TASK BRIEF:
Which lines in the material below contain the word "content"? Copy each of them.

========================================================================

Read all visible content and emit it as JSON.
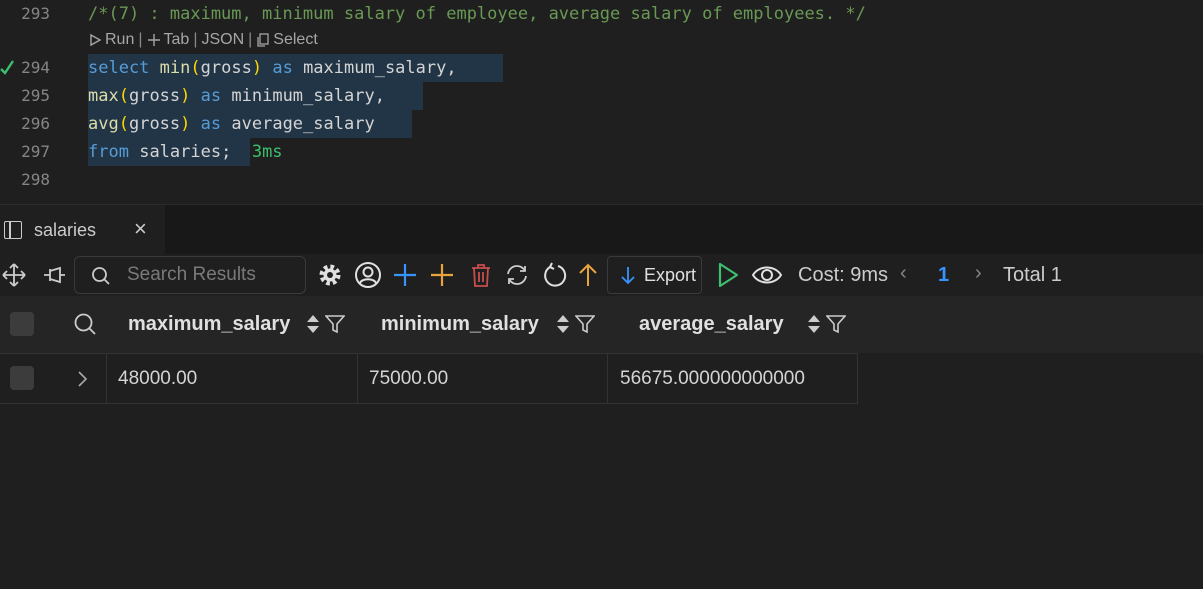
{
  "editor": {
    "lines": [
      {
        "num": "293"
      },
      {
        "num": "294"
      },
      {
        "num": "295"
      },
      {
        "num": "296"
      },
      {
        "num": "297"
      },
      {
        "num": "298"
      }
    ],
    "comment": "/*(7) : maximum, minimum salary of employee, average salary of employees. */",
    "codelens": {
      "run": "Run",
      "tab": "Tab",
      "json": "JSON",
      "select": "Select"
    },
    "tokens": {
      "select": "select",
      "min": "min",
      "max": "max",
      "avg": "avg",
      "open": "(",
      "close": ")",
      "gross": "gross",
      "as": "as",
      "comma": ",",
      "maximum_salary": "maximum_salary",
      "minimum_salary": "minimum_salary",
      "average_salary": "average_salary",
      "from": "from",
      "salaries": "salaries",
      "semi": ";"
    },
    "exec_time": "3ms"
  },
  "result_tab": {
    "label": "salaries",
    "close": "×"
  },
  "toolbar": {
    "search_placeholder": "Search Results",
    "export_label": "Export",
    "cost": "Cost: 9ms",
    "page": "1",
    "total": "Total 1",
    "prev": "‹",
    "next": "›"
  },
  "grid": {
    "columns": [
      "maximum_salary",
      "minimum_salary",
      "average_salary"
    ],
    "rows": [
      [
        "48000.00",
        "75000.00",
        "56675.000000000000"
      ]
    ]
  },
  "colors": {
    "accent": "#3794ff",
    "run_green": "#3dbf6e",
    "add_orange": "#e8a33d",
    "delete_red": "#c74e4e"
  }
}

========================================================================

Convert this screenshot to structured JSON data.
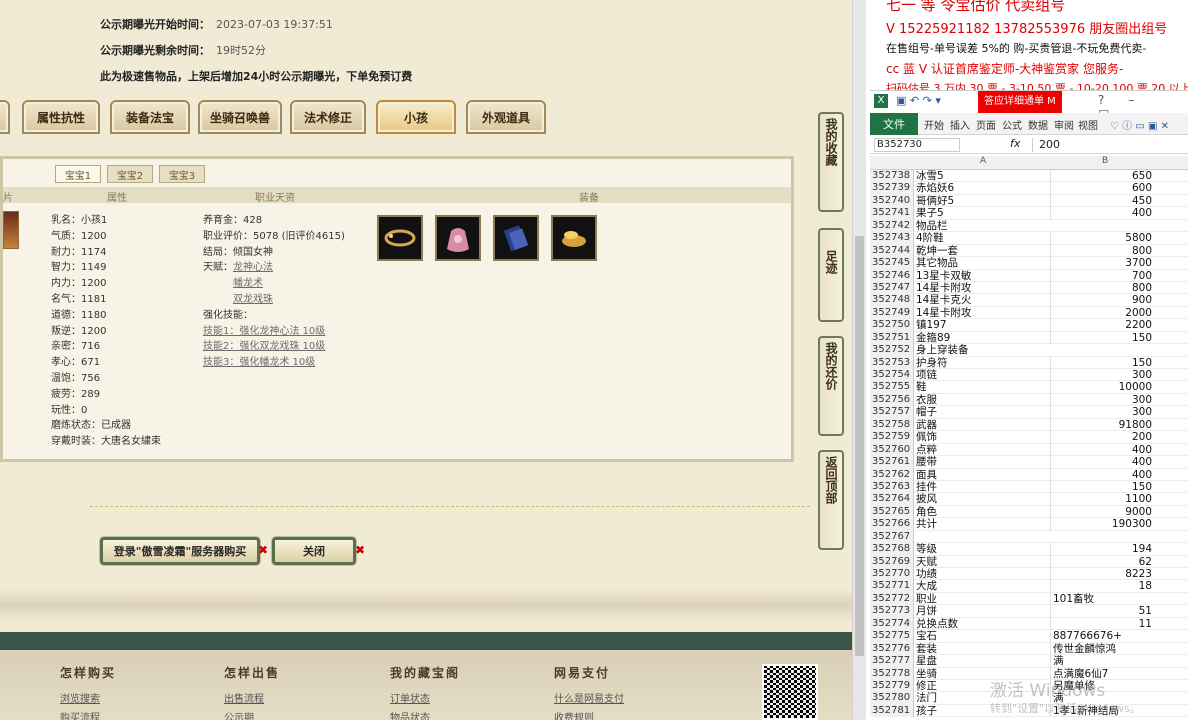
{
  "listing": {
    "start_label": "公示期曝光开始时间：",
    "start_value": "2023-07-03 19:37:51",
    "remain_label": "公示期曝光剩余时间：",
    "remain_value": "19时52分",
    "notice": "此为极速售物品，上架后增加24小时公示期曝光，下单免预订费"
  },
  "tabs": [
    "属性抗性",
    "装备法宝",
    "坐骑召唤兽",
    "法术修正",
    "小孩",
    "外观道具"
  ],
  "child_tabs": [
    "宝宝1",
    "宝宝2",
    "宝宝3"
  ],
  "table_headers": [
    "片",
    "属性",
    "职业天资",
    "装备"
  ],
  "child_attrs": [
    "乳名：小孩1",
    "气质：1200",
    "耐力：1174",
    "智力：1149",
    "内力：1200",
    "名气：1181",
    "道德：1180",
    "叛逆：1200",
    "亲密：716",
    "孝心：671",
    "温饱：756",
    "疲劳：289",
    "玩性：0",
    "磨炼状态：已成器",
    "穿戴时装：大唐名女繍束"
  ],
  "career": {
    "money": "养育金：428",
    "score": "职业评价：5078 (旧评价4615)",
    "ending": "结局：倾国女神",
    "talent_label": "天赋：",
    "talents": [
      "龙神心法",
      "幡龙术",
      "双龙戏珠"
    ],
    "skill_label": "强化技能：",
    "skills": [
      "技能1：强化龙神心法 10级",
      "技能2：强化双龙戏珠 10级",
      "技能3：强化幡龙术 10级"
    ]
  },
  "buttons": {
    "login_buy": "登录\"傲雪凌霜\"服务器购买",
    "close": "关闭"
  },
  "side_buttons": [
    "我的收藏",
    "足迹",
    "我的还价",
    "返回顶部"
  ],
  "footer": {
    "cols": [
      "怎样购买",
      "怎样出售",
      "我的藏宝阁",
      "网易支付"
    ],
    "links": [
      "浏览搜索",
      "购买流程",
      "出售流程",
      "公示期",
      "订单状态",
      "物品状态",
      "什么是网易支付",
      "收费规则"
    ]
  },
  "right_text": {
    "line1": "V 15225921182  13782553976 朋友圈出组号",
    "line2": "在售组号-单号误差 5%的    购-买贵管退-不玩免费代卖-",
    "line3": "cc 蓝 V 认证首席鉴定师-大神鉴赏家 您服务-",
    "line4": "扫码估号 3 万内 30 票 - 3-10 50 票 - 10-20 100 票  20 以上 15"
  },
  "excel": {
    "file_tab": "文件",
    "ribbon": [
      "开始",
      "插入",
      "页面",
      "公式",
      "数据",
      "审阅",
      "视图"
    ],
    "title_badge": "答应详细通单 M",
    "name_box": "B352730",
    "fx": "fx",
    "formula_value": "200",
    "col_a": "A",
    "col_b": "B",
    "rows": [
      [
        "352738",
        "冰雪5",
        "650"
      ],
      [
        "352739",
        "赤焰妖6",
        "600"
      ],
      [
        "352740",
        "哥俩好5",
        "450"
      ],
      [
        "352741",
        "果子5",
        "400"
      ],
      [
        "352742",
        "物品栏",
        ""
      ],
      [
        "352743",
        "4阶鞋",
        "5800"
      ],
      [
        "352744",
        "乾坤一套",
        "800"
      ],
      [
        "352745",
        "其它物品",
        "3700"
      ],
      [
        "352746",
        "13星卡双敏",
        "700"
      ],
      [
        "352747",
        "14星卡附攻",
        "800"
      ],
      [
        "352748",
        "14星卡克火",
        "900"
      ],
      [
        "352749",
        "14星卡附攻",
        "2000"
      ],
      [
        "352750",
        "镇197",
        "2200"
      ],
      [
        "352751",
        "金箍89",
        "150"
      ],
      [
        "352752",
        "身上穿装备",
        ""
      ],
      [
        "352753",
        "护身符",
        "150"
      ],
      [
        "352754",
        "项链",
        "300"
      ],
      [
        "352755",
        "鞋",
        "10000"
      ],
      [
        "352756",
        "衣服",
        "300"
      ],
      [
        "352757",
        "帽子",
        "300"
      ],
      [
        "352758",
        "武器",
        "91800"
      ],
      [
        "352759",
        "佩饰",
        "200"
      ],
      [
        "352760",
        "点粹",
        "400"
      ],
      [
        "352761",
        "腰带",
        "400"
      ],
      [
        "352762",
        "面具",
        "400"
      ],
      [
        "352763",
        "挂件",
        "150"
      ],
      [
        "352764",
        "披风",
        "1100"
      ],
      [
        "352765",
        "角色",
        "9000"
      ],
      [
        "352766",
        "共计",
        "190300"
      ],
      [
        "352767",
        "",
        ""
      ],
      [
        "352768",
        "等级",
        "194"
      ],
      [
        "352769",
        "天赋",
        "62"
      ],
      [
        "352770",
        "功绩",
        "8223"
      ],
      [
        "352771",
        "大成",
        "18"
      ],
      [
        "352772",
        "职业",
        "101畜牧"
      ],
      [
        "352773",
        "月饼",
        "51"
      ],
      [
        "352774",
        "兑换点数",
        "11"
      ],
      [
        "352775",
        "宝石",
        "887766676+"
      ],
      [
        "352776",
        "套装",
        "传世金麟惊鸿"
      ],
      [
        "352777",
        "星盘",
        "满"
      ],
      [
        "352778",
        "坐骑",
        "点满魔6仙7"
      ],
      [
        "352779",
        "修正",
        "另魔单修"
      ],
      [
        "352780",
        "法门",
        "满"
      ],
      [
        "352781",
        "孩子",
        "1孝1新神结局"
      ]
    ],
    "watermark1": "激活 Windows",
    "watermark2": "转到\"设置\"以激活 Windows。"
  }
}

========================================================================

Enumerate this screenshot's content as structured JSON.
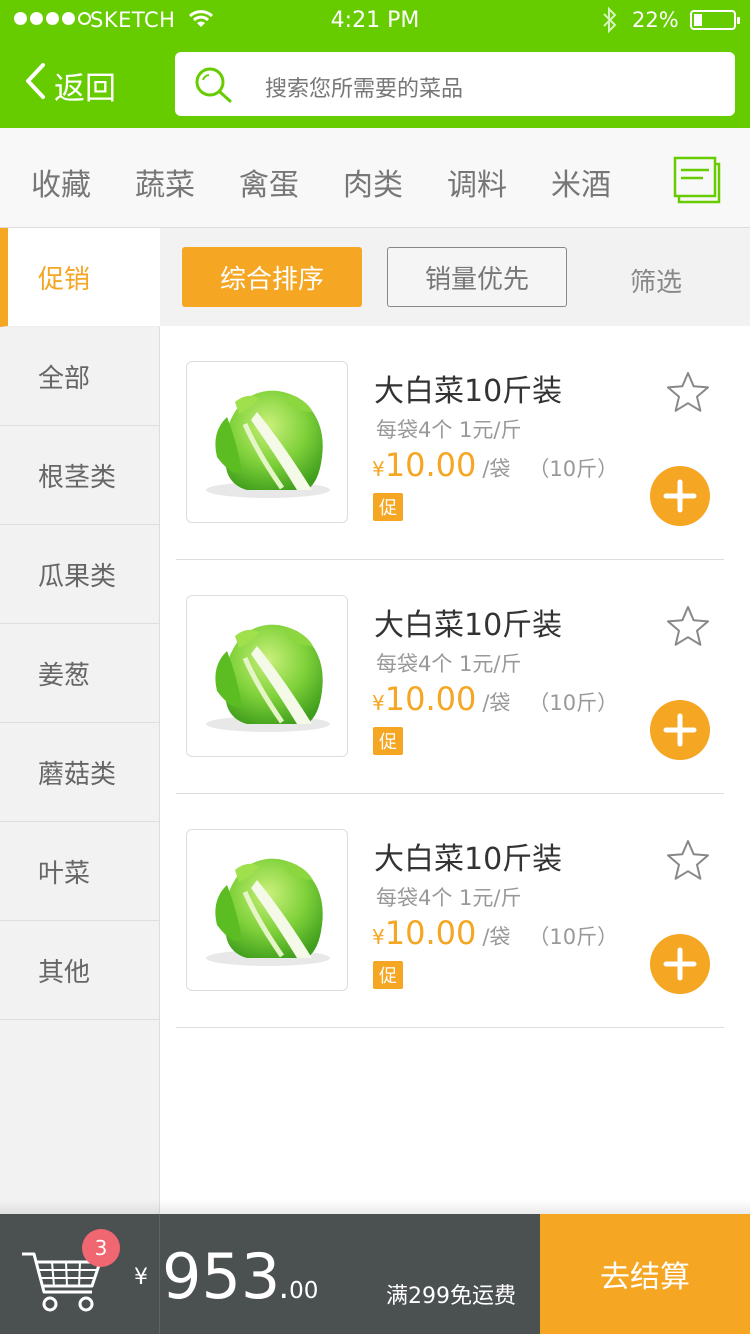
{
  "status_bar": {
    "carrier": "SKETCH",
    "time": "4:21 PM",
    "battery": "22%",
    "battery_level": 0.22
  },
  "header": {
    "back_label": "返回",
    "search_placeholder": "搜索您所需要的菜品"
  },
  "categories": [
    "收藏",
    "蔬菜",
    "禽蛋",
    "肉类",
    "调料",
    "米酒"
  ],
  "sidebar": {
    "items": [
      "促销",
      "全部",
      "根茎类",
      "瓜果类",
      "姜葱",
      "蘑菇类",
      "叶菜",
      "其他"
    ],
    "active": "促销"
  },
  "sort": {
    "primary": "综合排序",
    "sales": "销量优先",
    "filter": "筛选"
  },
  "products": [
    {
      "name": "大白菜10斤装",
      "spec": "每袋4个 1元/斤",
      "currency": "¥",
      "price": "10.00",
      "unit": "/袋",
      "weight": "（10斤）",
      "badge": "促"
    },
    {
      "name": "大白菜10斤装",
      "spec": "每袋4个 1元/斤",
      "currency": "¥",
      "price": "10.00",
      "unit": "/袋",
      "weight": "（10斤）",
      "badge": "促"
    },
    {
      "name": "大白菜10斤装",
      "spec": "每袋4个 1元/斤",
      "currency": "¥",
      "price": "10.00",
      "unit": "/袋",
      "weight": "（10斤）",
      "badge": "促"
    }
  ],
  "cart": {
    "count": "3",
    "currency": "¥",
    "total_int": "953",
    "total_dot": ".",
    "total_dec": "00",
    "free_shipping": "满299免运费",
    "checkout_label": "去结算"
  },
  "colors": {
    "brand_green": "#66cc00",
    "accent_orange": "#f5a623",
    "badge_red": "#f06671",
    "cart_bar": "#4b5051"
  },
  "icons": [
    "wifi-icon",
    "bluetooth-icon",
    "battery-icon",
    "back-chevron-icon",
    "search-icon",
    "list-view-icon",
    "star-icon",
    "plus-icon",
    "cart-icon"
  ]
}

========================================================================

FINAL RESULT:
Read all visible content and emit it as JSON.
Enumerate this screenshot's content as structured JSON.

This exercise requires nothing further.